** BEGIN **
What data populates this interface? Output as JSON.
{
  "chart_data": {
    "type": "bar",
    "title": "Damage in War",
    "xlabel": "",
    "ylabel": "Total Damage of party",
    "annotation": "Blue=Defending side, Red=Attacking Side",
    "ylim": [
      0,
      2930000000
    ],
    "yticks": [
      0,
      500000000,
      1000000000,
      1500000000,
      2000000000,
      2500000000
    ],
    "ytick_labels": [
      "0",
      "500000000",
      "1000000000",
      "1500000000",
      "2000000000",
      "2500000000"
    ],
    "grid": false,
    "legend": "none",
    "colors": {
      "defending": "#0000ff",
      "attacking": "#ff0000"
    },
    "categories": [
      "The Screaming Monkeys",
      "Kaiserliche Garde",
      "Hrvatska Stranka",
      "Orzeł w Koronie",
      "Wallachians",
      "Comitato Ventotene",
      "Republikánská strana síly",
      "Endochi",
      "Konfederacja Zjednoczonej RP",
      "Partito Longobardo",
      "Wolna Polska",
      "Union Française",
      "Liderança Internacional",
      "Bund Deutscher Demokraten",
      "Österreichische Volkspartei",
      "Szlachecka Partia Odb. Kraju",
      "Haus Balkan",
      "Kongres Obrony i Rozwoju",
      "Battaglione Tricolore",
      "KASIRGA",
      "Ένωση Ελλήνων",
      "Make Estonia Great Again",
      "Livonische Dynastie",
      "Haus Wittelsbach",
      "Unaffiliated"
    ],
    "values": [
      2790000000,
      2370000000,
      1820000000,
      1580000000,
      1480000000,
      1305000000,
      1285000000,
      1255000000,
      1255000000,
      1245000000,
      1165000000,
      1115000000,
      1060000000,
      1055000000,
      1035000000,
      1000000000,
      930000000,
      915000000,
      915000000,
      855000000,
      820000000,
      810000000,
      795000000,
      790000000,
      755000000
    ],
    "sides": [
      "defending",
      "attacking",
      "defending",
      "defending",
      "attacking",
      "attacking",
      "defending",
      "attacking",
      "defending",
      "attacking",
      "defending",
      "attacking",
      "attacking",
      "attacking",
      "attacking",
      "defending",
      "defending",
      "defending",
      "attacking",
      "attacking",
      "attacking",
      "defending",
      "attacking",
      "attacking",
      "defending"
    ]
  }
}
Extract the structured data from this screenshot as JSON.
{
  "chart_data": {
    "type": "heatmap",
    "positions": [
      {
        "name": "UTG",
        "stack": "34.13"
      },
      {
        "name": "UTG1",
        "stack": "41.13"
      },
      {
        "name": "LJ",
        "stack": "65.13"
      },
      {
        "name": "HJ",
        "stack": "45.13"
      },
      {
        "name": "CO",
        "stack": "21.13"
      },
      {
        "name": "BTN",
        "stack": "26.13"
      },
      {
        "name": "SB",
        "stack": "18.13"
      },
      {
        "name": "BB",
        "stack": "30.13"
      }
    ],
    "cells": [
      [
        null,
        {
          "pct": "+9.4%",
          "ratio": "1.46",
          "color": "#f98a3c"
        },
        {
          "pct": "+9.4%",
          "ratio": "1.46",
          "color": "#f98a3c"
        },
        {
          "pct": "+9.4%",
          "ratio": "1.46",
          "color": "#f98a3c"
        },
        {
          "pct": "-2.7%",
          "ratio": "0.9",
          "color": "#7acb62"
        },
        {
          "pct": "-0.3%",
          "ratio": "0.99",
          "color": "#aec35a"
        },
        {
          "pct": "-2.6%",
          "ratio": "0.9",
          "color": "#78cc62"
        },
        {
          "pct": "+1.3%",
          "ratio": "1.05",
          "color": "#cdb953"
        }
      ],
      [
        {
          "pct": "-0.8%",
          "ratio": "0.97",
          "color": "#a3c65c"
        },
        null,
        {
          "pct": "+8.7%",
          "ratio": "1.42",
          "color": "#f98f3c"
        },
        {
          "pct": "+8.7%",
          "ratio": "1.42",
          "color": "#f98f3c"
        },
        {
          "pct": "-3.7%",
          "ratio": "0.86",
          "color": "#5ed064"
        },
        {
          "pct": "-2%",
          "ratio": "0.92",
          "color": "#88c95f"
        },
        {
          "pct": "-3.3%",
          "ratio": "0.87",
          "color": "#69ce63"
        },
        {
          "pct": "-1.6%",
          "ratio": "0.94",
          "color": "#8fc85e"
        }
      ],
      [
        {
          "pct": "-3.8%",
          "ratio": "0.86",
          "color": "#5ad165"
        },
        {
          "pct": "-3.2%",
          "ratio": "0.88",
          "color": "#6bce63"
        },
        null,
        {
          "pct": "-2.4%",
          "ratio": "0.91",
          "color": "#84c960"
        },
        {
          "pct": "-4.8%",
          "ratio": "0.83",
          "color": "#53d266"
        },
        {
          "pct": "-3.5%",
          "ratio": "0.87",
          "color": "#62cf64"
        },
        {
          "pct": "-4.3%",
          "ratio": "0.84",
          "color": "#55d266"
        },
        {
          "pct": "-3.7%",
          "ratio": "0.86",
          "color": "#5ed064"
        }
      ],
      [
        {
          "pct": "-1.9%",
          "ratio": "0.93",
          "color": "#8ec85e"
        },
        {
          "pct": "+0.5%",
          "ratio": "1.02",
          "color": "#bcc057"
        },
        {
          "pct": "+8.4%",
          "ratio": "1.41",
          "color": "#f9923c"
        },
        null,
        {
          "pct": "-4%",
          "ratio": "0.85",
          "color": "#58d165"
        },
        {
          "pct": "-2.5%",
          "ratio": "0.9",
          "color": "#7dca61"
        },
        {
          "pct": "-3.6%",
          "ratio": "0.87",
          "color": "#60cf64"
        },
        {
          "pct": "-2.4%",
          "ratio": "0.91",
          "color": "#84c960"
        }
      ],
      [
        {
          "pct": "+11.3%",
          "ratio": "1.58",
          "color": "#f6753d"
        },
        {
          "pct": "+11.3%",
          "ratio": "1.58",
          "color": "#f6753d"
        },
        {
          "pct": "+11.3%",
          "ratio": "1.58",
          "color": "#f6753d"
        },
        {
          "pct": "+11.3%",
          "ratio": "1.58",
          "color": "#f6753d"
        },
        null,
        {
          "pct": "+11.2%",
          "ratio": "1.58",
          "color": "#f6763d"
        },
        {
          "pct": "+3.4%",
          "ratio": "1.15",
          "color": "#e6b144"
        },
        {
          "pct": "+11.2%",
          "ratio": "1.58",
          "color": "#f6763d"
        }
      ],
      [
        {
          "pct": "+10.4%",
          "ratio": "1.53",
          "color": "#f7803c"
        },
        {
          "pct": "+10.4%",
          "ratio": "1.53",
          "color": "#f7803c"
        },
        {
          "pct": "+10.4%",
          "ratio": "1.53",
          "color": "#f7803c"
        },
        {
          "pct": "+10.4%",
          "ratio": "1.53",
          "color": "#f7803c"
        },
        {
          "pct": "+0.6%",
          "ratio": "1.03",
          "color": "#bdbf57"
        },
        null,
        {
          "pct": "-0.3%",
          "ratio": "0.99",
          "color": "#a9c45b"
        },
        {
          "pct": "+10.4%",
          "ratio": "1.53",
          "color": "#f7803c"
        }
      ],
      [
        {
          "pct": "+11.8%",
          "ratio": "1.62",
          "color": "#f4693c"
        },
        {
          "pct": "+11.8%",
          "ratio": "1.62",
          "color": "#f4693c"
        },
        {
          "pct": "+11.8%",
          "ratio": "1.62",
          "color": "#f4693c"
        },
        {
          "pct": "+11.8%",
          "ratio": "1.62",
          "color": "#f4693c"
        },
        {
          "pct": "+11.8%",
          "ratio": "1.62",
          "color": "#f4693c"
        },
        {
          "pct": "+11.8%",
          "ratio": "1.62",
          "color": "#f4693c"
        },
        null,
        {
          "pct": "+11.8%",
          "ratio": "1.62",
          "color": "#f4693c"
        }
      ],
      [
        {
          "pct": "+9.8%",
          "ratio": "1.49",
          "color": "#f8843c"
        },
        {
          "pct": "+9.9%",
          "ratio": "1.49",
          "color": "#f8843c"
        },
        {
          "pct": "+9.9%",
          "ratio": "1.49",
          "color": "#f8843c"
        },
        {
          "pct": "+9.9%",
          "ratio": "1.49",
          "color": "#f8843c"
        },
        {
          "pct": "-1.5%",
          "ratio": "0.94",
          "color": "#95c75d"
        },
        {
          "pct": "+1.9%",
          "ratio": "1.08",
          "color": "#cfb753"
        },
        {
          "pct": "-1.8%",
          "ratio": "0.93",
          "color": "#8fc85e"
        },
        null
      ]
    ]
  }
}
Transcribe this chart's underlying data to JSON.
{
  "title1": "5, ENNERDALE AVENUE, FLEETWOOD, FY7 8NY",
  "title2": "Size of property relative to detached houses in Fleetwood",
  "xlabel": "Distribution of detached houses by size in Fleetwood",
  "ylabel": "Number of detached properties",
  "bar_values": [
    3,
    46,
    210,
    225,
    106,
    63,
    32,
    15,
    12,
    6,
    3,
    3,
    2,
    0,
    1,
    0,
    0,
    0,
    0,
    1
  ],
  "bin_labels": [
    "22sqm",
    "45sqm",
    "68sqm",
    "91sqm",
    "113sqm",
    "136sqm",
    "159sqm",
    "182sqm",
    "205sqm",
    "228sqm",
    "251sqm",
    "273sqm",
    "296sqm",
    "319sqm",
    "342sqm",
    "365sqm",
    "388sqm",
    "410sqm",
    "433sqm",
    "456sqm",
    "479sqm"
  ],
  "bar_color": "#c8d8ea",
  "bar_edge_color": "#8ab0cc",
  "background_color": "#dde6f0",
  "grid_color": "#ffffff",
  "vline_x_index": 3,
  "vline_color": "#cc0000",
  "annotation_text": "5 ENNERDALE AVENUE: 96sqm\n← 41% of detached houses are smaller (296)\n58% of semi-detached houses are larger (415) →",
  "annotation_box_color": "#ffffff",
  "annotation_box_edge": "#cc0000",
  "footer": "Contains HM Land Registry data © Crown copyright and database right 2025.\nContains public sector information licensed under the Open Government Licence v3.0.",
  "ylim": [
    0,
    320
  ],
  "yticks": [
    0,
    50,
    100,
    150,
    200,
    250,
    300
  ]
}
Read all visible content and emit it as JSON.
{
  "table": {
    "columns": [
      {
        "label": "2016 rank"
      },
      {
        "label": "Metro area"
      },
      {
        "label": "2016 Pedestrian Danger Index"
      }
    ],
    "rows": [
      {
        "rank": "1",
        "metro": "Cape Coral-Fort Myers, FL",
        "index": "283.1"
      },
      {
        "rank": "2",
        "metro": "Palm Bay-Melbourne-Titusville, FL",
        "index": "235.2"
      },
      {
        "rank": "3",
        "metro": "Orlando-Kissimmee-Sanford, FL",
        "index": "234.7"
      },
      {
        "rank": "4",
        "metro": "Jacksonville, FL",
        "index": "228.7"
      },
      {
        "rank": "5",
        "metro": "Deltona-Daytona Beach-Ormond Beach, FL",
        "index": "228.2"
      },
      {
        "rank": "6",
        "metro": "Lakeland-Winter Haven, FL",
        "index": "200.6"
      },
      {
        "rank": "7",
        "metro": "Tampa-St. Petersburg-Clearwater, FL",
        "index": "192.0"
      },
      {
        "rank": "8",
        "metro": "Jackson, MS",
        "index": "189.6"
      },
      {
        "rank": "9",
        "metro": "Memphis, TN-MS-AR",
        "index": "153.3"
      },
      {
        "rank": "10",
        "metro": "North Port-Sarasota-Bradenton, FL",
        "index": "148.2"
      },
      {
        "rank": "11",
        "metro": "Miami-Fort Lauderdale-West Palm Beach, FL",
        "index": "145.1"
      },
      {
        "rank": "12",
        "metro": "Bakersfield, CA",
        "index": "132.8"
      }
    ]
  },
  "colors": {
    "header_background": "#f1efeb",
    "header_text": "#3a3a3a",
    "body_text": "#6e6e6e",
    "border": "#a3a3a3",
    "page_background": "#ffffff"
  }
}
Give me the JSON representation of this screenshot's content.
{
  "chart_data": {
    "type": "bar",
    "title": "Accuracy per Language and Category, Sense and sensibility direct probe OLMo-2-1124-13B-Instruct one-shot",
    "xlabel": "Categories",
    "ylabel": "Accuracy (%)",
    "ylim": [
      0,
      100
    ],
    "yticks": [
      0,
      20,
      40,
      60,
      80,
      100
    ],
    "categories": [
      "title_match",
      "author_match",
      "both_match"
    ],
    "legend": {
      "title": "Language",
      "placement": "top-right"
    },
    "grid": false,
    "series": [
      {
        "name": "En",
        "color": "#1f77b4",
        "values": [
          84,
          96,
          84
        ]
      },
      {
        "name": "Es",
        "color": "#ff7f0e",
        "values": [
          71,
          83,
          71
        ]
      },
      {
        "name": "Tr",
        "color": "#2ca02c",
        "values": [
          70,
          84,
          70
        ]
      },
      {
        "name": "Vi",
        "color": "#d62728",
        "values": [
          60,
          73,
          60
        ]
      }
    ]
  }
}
** END **
- _Problem to solve_: Give back the lines above exactly, from the one with "Give me the" through the last line.

- _Answer for this exercise_:
Give me the JSON representation of this screenshot's content.
{
  "chart_data": {
    "type": "bar",
    "title": "Accuracy per Language and Category, Sense and sensibility direct probe OLMo-2-1124-13B-Instruct one-shot",
    "xlabel": "Categories",
    "ylabel": "Accuracy (%)",
    "ylim": [
      0,
      100
    ],
    "yticks": [
      0,
      20,
      40,
      60,
      80,
      100
    ],
    "categories": [
      "title_match",
      "author_match",
      "both_match"
    ],
    "legend": {
      "title": "Language",
      "placement": "top-right"
    },
    "grid": false,
    "series": [
      {
        "name": "En",
        "color": "#1f77b4",
        "values": [
          84,
          96,
          84
        ]
      },
      {
        "name": "Es",
        "color": "#ff7f0e",
        "values": [
          71,
          83,
          71
        ]
      },
      {
        "name": "Tr",
        "color": "#2ca02c",
        "values": [
          70,
          84,
          70
        ]
      },
      {
        "name": "Vi",
        "color": "#d62728",
        "values": [
          60,
          73,
          60
        ]
      }
    ]
  }
}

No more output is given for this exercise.